+++ DATASET ROWS +++

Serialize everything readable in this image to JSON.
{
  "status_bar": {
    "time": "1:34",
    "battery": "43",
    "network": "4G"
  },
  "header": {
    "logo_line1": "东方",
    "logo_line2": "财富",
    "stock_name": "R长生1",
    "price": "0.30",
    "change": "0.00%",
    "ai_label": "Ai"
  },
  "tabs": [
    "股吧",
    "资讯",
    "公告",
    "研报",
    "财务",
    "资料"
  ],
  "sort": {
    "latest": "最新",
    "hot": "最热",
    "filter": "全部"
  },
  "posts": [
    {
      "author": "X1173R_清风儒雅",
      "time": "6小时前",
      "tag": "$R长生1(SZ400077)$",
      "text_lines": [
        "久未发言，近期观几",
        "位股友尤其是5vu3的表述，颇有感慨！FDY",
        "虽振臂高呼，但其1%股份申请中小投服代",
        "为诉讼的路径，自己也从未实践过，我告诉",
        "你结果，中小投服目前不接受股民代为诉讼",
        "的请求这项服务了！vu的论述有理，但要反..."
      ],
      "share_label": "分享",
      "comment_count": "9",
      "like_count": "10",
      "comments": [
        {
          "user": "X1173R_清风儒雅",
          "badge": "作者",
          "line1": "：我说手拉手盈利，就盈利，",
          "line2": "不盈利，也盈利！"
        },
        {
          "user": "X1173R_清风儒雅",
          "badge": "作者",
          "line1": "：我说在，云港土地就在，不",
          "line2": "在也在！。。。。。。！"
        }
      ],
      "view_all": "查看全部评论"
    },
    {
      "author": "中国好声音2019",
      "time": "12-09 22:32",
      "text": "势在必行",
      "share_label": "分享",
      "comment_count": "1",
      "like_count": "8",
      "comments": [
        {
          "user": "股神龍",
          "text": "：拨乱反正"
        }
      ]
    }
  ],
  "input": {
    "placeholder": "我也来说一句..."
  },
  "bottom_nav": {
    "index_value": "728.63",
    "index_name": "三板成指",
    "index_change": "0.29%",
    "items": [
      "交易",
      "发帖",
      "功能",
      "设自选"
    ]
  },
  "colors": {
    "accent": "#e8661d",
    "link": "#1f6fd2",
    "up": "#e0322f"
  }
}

+++

AIM OF THE TASK -> Output the full listing without altering anything.

COMPLETE ANSWER ->
Serialize everything readable in this image to JSON.
{
  "status_bar": {
    "time": "1:34",
    "battery": "43",
    "network": "4G"
  },
  "header": {
    "logo_line1": "东方",
    "logo_line2": "财富",
    "stock_name": "R长生1",
    "price": "0.30",
    "change": "0.00%",
    "ai_label": "Ai"
  },
  "tabs": [
    "股吧",
    "资讯",
    "公告",
    "研报",
    "财务",
    "资料"
  ],
  "sort": {
    "latest": "最新",
    "hot": "最热",
    "filter": "全部"
  },
  "posts": [
    {
      "author": "X1173R_清风儒雅",
      "time": "6小时前",
      "tag": "$R长生1(SZ400077)$",
      "text_lines": [
        "久未发言，近期观几",
        "位股友尤其是5vu3的表述，颇有感慨！FDY",
        "虽振臂高呼，但其1%股份申请中小投服代",
        "为诉讼的路径，自己也从未实践过，我告诉",
        "你结果，中小投服目前不接受股民代为诉讼",
        "的请求这项服务了！vu的论述有理，但要反..."
      ],
      "share_label": "分享",
      "comment_count": "9",
      "like_count": "10",
      "comments": [
        {
          "user": "X1173R_清风儒雅",
          "badge": "作者",
          "line1": "：我说手拉手盈利，就盈利，",
          "line2": "不盈利，也盈利！"
        },
        {
          "user": "X1173R_清风儒雅",
          "badge": "作者",
          "line1": "：我说在，云港土地就在，不",
          "line2": "在也在！。。。。。。！"
        }
      ],
      "view_all": "查看全部评论"
    },
    {
      "author": "中国好声音2019",
      "time": "12-09 22:32",
      "text": "势在必行",
      "share_label": "分享",
      "comment_count": "1",
      "like_count": "8",
      "comments": [
        {
          "user": "股神龍",
          "text": "：拨乱反正"
        }
      ]
    }
  ],
  "input": {
    "placeholder": "我也来说一句..."
  },
  "bottom_nav": {
    "index_value": "728.63",
    "index_name": "三板成指",
    "index_change": "0.29%",
    "items": [
      "交易",
      "发帖",
      "功能",
      "设自选"
    ]
  },
  "colors": {
    "accent": "#e8661d",
    "link": "#1f6fd2",
    "up": "#e0322f"
  }
}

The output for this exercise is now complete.